- _AIM_:
Read the lines that follow and pick out every one containing the word "службы".

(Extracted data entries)
□ □ □ □ □

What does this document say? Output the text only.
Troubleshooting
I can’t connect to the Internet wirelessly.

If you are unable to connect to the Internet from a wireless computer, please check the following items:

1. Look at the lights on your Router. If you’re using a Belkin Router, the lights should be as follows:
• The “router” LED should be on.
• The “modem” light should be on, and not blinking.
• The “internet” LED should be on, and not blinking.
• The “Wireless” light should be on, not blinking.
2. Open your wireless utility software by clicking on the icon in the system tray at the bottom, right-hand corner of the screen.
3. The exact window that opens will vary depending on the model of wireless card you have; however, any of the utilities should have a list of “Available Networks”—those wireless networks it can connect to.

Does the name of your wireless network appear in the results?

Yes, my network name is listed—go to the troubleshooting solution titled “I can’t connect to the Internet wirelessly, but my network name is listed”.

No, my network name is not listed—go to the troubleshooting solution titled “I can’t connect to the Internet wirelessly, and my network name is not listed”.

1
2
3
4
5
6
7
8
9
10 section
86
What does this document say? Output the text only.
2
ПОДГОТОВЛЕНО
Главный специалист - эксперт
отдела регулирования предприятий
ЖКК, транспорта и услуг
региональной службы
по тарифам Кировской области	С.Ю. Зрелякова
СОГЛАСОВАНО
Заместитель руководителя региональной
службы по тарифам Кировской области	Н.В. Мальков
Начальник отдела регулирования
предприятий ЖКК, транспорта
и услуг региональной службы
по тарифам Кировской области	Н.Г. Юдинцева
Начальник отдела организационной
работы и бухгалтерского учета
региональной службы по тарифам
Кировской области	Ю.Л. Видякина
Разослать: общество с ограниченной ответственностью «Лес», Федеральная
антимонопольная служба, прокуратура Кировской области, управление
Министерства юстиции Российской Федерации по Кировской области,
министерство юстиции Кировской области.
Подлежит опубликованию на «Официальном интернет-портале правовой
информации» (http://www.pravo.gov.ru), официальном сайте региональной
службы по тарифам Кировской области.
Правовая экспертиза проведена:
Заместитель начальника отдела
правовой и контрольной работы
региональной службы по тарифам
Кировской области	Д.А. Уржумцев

□ □ □ □ □

- _ANSWER TO THIS EXERCISE_:
региональной службы
службы по тарифам Кировской области	Н.В. Мальков
и услуг региональной службы
региональной службы по тарифам
службы по тарифам Кировской области.
региональной службы по тарифам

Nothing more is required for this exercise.